(What needs to be done): Can you write out the whole listing exactly?
**********
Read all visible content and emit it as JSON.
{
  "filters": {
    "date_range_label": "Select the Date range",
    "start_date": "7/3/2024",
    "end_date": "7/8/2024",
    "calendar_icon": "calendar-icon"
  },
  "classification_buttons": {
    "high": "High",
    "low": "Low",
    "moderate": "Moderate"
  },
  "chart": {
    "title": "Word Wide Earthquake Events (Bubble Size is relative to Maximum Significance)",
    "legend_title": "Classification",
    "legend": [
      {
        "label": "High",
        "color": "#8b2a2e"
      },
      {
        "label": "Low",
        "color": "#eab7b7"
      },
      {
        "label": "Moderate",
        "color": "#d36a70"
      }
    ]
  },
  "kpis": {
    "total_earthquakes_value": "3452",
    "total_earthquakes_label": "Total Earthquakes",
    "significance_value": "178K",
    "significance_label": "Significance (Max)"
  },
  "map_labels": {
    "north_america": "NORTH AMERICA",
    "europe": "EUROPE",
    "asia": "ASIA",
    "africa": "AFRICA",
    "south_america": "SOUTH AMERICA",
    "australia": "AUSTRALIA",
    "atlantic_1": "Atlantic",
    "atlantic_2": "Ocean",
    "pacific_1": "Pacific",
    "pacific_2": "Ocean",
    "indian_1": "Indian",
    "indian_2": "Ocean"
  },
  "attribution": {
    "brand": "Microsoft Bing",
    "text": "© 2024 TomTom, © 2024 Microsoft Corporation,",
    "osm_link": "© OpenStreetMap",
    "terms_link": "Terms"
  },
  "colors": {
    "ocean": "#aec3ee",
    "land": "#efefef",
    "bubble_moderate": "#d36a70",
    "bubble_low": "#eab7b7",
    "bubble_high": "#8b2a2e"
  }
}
**********
(Answer to the task):
Read all visible content and emit it as JSON.
{
  "filters": {
    "date_range_label": "Select the Date range",
    "start_date": "7/3/2024",
    "end_date": "7/8/2024",
    "calendar_icon": "calendar-icon"
  },
  "classification_buttons": {
    "high": "High",
    "low": "Low",
    "moderate": "Moderate"
  },
  "chart": {
    "title": "Word Wide Earthquake Events (Bubble Size is relative to Maximum Significance)",
    "legend_title": "Classification",
    "legend": [
      {
        "label": "High",
        "color": "#8b2a2e"
      },
      {
        "label": "Low",
        "color": "#eab7b7"
      },
      {
        "label": "Moderate",
        "color": "#d36a70"
      }
    ]
  },
  "kpis": {
    "total_earthquakes_value": "3452",
    "total_earthquakes_label": "Total Earthquakes",
    "significance_value": "178K",
    "significance_label": "Significance (Max)"
  },
  "map_labels": {
    "north_america": "NORTH AMERICA",
    "europe": "EUROPE",
    "asia": "ASIA",
    "africa": "AFRICA",
    "south_america": "SOUTH AMERICA",
    "australia": "AUSTRALIA",
    "atlantic_1": "Atlantic",
    "atlantic_2": "Ocean",
    "pacific_1": "Pacific",
    "pacific_2": "Ocean",
    "indian_1": "Indian",
    "indian_2": "Ocean"
  },
  "attribution": {
    "brand": "Microsoft Bing",
    "text": "© 2024 TomTom, © 2024 Microsoft Corporation,",
    "osm_link": "© OpenStreetMap",
    "terms_link": "Terms"
  },
  "colors": {
    "ocean": "#aec3ee",
    "land": "#efefef",
    "bubble_moderate": "#d36a70",
    "bubble_low": "#eab7b7",
    "bubble_high": "#8b2a2e"
  }
}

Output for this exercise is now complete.